<<<<
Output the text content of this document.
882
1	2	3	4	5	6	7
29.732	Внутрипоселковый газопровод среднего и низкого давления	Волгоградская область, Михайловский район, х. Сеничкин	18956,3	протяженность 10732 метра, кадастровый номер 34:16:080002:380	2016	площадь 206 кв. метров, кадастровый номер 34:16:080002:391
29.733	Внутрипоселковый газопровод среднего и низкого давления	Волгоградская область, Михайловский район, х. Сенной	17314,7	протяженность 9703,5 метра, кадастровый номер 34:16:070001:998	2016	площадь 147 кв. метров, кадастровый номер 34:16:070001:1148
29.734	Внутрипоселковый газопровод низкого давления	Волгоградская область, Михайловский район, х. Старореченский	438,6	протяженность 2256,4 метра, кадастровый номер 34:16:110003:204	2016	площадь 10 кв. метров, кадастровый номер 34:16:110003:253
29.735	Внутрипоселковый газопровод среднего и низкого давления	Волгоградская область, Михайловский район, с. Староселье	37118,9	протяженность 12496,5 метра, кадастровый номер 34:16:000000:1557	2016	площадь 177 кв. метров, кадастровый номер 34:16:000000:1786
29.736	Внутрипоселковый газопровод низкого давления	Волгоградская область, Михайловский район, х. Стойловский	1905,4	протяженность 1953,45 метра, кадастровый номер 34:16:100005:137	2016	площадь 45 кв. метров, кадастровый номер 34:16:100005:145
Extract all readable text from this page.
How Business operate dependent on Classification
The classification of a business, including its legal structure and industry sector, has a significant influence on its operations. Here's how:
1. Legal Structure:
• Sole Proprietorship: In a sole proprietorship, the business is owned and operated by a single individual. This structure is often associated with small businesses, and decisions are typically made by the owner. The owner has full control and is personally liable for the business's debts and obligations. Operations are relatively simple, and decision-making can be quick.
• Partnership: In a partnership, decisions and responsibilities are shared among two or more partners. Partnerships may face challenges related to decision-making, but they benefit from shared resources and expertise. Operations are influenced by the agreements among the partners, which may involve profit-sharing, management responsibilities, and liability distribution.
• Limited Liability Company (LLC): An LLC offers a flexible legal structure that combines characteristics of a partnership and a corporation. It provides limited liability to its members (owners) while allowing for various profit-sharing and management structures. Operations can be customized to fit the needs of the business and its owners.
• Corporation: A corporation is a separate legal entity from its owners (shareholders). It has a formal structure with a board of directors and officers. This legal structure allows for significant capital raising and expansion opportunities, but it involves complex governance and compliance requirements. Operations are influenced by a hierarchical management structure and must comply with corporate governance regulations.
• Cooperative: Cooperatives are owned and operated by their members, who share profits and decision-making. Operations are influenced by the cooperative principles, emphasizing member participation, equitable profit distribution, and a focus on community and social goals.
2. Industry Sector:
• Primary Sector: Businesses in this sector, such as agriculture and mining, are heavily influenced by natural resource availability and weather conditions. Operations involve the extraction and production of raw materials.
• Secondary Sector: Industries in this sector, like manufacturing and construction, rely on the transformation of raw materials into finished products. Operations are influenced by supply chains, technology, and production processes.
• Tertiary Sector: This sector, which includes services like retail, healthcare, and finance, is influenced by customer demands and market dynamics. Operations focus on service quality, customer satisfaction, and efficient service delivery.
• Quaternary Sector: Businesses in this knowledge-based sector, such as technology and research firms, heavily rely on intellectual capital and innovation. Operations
>>>>
**Required work**
Each record above must be given again exactly.

**Worked solution**
Output the text content of this document.
882
1	2	3	4	5	6	7
29.732	Внутрипоселковый газопровод среднего и низкого давления	Волгоградская область, Михайловский район, х. Сеничкин	18956,3	протяженность 10732 метра, кадастровый номер 34:16:080002:380	2016	площадь 206 кв. метров, кадастровый номер 34:16:080002:391
29.733	Внутрипоселковый газопровод среднего и низкого давления	Волгоградская область, Михайловский район, х. Сенной	17314,7	протяженность 9703,5 метра, кадастровый номер 34:16:070001:998	2016	площадь 147 кв. метров, кадастровый номер 34:16:070001:1148
29.734	Внутрипоселковый газопровод низкого давления	Волгоградская область, Михайловский район, х. Старореченский	438,6	протяженность 2256,4 метра, кадастровый номер 34:16:110003:204	2016	площадь 10 кв. метров, кадастровый номер 34:16:110003:253
29.735	Внутрипоселковый газопровод среднего и низкого давления	Волгоградская область, Михайловский район, с. Староселье	37118,9	протяженность 12496,5 метра, кадастровый номер 34:16:000000:1557	2016	площадь 177 кв. метров, кадастровый номер 34:16:000000:1786
29.736	Внутрипоселковый газопровод низкого давления	Волгоградская область, Михайловский район, х. Стойловский	1905,4	протяженность 1953,45 метра, кадастровый номер 34:16:100005:137	2016	площадь 45 кв. метров, кадастровый номер 34:16:100005:145
Extract all readable text from this page.
How Business operate dependent on Classification
The classification of a business, including its legal structure and industry sector, has a significant influence on its operations. Here's how:
1. Legal Structure:
• Sole Proprietorship: In a sole proprietorship, the business is owned and operated by a single individual. This structure is often associated with small businesses, and decisions are typically made by the owner. The owner has full control and is personally liable for the business's debts and obligations. Operations are relatively simple, and decision-making can be quick.
• Partnership: In a partnership, decisions and responsibilities are shared among two or more partners. Partnerships may face challenges related to decision-making, but they benefit from shared resources and expertise. Operations are influenced by the agreements among the partners, which may involve profit-sharing, management responsibilities, and liability distribution.
• Limited Liability Company (LLC): An LLC offers a flexible legal structure that combines characteristics of a partnership and a corporation. It provides limited liability to its members (owners) while allowing for various profit-sharing and management structures. Operations can be customized to fit the needs of the business and its owners.
• Corporation: A corporation is a separate legal entity from its owners (shareholders). It has a formal structure with a board of directors and officers. This legal structure allows for significant capital raising and expansion opportunities, but it involves complex governance and compliance requirements. Operations are influenced by a hierarchical management structure and must comply with corporate governance regulations.
• Cooperative: Cooperatives are owned and operated by their members, who share profits and decision-making. Operations are influenced by the cooperative principles, emphasizing member participation, equitable profit distribution, and a focus on community and social goals.
2. Industry Sector:
• Primary Sector: Businesses in this sector, such as agriculture and mining, are heavily influenced by natural resource availability and weather conditions. Operations involve the extraction and production of raw materials.
• Secondary Sector: Industries in this sector, like manufacturing and construction, rely on the transformation of raw materials into finished products. Operations are influenced by supply chains, technology, and production processes.
• Tertiary Sector: This sector, which includes services like retail, healthcare, and finance, is influenced by customer demands and market dynamics. Operations focus on service quality, customer satisfaction, and efficient service delivery.
• Quaternary Sector: Businesses in this knowledge-based sector, such as technology and research firms, heavily rely on intellectual capital and innovation. Operations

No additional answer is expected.